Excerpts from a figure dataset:
□ □ □ □

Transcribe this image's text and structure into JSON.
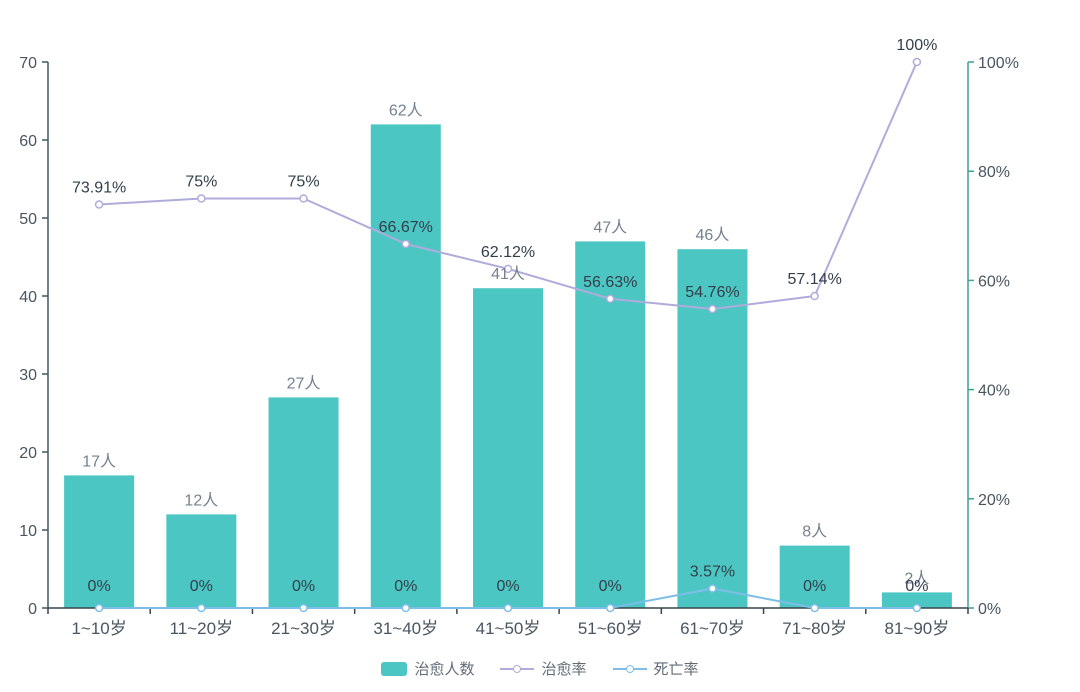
{
  "chart_data": {
    "type": "bar",
    "combo": "bar+line dual-axis",
    "title": "",
    "grid": false,
    "categories": [
      "1~10岁",
      "11~20岁",
      "21~30岁",
      "31~40岁",
      "41~50岁",
      "51~60岁",
      "61~70岁",
      "71~80岁",
      "81~90岁"
    ],
    "series": [
      {
        "id": "cured-count",
        "name": "治愈人数",
        "type": "bar",
        "axis": "left",
        "color": "#4CC6C2",
        "values": [
          17,
          12,
          27,
          62,
          41,
          47,
          46,
          8,
          2
        ],
        "labels": [
          "17人",
          "12人",
          "27人",
          "62人",
          "41人",
          "47人",
          "46人",
          "8人",
          "2人"
        ]
      },
      {
        "id": "cure-rate",
        "name": "治愈率",
        "type": "line",
        "axis": "right",
        "color": "#AFACDB",
        "values": [
          73.91,
          75,
          75,
          66.67,
          62.12,
          56.63,
          54.76,
          57.14,
          100
        ],
        "labels": [
          "73.91%",
          "75%",
          "75%",
          "66.67%",
          "62.12%",
          "56.63%",
          "54.76%",
          "57.14%",
          "100%"
        ]
      },
      {
        "id": "death-rate",
        "name": "死亡率",
        "type": "line",
        "axis": "right",
        "color": "#7CBEE8",
        "values": [
          0,
          0,
          0,
          0,
          0,
          0,
          3.57,
          0,
          0
        ],
        "labels": [
          "0%",
          "0%",
          "0%",
          "0%",
          "0%",
          "0%",
          "3.57%",
          "0%",
          "0%"
        ]
      }
    ],
    "left_axis": {
      "min": 0,
      "max": 70,
      "tick_labels": [
        "0",
        "10",
        "20",
        "30",
        "40",
        "50",
        "60",
        "70"
      ]
    },
    "right_axis": {
      "min": 0,
      "max": 100,
      "tick_labels": [
        "0%",
        "20%",
        "40%",
        "60%",
        "80%",
        "100%"
      ]
    },
    "legend": {
      "position": "bottom",
      "items": [
        "治愈人数",
        "治愈率",
        "死亡率"
      ]
    }
  },
  "colors": {
    "background": "#FFFFFF",
    "bar": "#4CC6C2",
    "cure_line": "#AFACDB",
    "death_line": "#7CBEE8",
    "left_axis_line": "#3E5A5E",
    "bottom_axis_line": "#36454F",
    "right_axis_line": "#3FA096",
    "tick_label": "#4A5560",
    "category_label": "#4A5560",
    "bar_value_label": "#75818F",
    "line_value_label": "#323E4A",
    "legend_text": "#616B76"
  }
}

□ □ □ □

TASK OBJECTIVE
Print out the material word for word, omitting the pictures.

ANSWER TO THIS PROBLEM
Transcribe this image's text and structure into JSON.
{
  "chart_data": {
    "type": "bar",
    "combo": "bar+line dual-axis",
    "title": "",
    "grid": false,
    "categories": [
      "1~10岁",
      "11~20岁",
      "21~30岁",
      "31~40岁",
      "41~50岁",
      "51~60岁",
      "61~70岁",
      "71~80岁",
      "81~90岁"
    ],
    "series": [
      {
        "id": "cured-count",
        "name": "治愈人数",
        "type": "bar",
        "axis": "left",
        "color": "#4CC6C2",
        "values": [
          17,
          12,
          27,
          62,
          41,
          47,
          46,
          8,
          2
        ],
        "labels": [
          "17人",
          "12人",
          "27人",
          "62人",
          "41人",
          "47人",
          "46人",
          "8人",
          "2人"
        ]
      },
      {
        "id": "cure-rate",
        "name": "治愈率",
        "type": "line",
        "axis": "right",
        "color": "#AFACDB",
        "values": [
          73.91,
          75,
          75,
          66.67,
          62.12,
          56.63,
          54.76,
          57.14,
          100
        ],
        "labels": [
          "73.91%",
          "75%",
          "75%",
          "66.67%",
          "62.12%",
          "56.63%",
          "54.76%",
          "57.14%",
          "100%"
        ]
      },
      {
        "id": "death-rate",
        "name": "死亡率",
        "type": "line",
        "axis": "right",
        "color": "#7CBEE8",
        "values": [
          0,
          0,
          0,
          0,
          0,
          0,
          3.57,
          0,
          0
        ],
        "labels": [
          "0%",
          "0%",
          "0%",
          "0%",
          "0%",
          "0%",
          "3.57%",
          "0%",
          "0%"
        ]
      }
    ],
    "left_axis": {
      "min": 0,
      "max": 70,
      "tick_labels": [
        "0",
        "10",
        "20",
        "30",
        "40",
        "50",
        "60",
        "70"
      ]
    },
    "right_axis": {
      "min": 0,
      "max": 100,
      "tick_labels": [
        "0%",
        "20%",
        "40%",
        "60%",
        "80%",
        "100%"
      ]
    },
    "legend": {
      "position": "bottom",
      "items": [
        "治愈人数",
        "治愈率",
        "死亡率"
      ]
    }
  },
  "colors": {
    "background": "#FFFFFF",
    "bar": "#4CC6C2",
    "cure_line": "#AFACDB",
    "death_line": "#7CBEE8",
    "left_axis_line": "#3E5A5E",
    "bottom_axis_line": "#36454F",
    "right_axis_line": "#3FA096",
    "tick_label": "#4A5560",
    "category_label": "#4A5560",
    "bar_value_label": "#75818F",
    "line_value_label": "#323E4A",
    "legend_text": "#616B76"
  }
}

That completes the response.